→ REQUIRED WORK:
Your task is to output the data exactly as it stands.

** Start of DATA FOR THIS EXERCISE **

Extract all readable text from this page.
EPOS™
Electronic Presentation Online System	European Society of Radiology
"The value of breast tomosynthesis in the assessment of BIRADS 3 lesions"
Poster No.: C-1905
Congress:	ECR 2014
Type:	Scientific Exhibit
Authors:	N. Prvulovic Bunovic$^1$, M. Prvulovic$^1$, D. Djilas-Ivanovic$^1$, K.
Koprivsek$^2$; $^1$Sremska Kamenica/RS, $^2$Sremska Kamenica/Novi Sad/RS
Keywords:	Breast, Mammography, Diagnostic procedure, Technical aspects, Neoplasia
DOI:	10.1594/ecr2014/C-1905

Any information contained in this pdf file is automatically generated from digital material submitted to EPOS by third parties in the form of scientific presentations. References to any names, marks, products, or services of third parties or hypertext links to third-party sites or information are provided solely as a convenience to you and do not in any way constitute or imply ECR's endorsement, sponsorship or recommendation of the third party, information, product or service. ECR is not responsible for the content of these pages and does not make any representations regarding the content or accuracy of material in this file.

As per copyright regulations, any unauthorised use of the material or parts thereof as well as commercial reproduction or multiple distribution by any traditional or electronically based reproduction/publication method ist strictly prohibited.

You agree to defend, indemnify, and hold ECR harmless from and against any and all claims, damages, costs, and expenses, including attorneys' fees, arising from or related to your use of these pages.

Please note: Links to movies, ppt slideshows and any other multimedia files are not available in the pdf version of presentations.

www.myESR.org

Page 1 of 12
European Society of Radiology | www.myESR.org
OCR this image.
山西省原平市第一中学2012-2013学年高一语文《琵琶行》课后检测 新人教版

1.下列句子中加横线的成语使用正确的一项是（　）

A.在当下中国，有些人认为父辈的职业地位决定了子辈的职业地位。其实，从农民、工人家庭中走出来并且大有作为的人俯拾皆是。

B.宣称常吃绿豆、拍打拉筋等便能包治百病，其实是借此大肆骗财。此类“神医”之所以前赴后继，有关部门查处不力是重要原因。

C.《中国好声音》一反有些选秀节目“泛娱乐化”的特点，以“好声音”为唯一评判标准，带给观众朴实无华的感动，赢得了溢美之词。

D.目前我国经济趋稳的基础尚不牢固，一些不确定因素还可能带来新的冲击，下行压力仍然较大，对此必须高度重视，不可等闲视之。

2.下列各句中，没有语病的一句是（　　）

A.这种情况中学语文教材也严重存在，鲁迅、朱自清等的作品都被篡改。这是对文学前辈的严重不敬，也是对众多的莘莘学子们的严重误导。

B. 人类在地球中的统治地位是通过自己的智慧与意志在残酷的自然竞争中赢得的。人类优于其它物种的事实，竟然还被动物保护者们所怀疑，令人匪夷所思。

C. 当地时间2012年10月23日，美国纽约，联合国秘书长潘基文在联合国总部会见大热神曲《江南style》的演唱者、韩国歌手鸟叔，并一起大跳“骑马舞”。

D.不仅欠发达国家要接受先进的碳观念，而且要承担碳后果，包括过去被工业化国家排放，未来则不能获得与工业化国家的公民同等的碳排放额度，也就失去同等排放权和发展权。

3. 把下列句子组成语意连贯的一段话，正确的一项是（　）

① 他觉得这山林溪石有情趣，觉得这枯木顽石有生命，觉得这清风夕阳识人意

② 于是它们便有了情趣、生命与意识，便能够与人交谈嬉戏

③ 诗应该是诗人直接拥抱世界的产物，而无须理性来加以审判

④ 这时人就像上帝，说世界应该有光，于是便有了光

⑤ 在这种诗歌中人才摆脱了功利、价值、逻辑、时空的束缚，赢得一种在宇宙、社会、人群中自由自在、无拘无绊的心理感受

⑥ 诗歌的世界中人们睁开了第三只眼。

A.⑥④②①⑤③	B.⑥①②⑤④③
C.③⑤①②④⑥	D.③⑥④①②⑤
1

** End of DATA FOR THIS EXERCISE **

→ ANSWER FOR THE TASK:
Extract all readable text from this page.
EPOS™
Electronic Presentation Online System	European Society of Radiology
"The value of breast tomosynthesis in the assessment of BIRADS 3 lesions"
Poster No.: C-1905
Congress:	ECR 2014
Type:	Scientific Exhibit
Authors:	N. Prvulovic Bunovic$^1$, M. Prvulovic$^1$, D. Djilas-Ivanovic$^1$, K.
Koprivsek$^2$; $^1$Sremska Kamenica/RS, $^2$Sremska Kamenica/Novi Sad/RS
Keywords:	Breast, Mammography, Diagnostic procedure, Technical aspects, Neoplasia
DOI:	10.1594/ecr2014/C-1905

Any information contained in this pdf file is automatically generated from digital material submitted to EPOS by third parties in the form of scientific presentations. References to any names, marks, products, or services of third parties or hypertext links to third-party sites or information are provided solely as a convenience to you and do not in any way constitute or imply ECR's endorsement, sponsorship or recommendation of the third party, information, product or service. ECR is not responsible for the content of these pages and does not make any representations regarding the content or accuracy of material in this file.

As per copyright regulations, any unauthorised use of the material or parts thereof as well as commercial reproduction or multiple distribution by any traditional or electronically based reproduction/publication method ist strictly prohibited.

You agree to defend, indemnify, and hold ECR harmless from and against any and all claims, damages, costs, and expenses, including attorneys' fees, arising from or related to your use of these pages.

Please note: Links to movies, ppt slideshows and any other multimedia files are not available in the pdf version of presentations.

www.myESR.org

Page 1 of 12
European Society of Radiology | www.myESR.org
OCR this image.
山西省原平市第一中学2012-2013学年高一语文《琵琶行》课后检测 新人教版

1.下列句子中加横线的成语使用正确的一项是（　）

A.在当下中国，有些人认为父辈的职业地位决定了子辈的职业地位。其实，从农民、工人家庭中走出来并且大有作为的人俯拾皆是。

B.宣称常吃绿豆、拍打拉筋等便能包治百病，其实是借此大肆骗财。此类“神医”之所以前赴后继，有关部门查处不力是重要原因。

C.《中国好声音》一反有些选秀节目“泛娱乐化”的特点，以“好声音”为唯一评判标准，带给观众朴实无华的感动，赢得了溢美之词。

D.目前我国经济趋稳的基础尚不牢固，一些不确定因素还可能带来新的冲击，下行压力仍然较大，对此必须高度重视，不可等闲视之。

2.下列各句中，没有语病的一句是（　　）

A.这种情况中学语文教材也严重存在，鲁迅、朱自清等的作品都被篡改。这是对文学前辈的严重不敬，也是对众多的莘莘学子们的严重误导。

B. 人类在地球中的统治地位是通过自己的智慧与意志在残酷的自然竞争中赢得的。人类优于其它物种的事实，竟然还被动物保护者们所怀疑，令人匪夷所思。

C. 当地时间2012年10月23日，美国纽约，联合国秘书长潘基文在联合国总部会见大热神曲《江南style》的演唱者、韩国歌手鸟叔，并一起大跳“骑马舞”。

D.不仅欠发达国家要接受先进的碳观念，而且要承担碳后果，包括过去被工业化国家排放，未来则不能获得与工业化国家的公民同等的碳排放额度，也就失去同等排放权和发展权。

3. 把下列句子组成语意连贯的一段话，正确的一项是（　）

① 他觉得这山林溪石有情趣，觉得这枯木顽石有生命，觉得这清风夕阳识人意

② 于是它们便有了情趣、生命与意识，便能够与人交谈嬉戏

③ 诗应该是诗人直接拥抱世界的产物，而无须理性来加以审判

④ 这时人就像上帝，说世界应该有光，于是便有了光

⑤ 在这种诗歌中人才摆脱了功利、价值、逻辑、时空的束缚，赢得一种在宇宙、社会、人群中自由自在、无拘无绊的心理感受

⑥ 诗歌的世界中人们睁开了第三只眼。

A.⑥④②①⑤③	B.⑥①②⑤④③
C.③⑤①②④⑥	D.③⑥④①②⑤
1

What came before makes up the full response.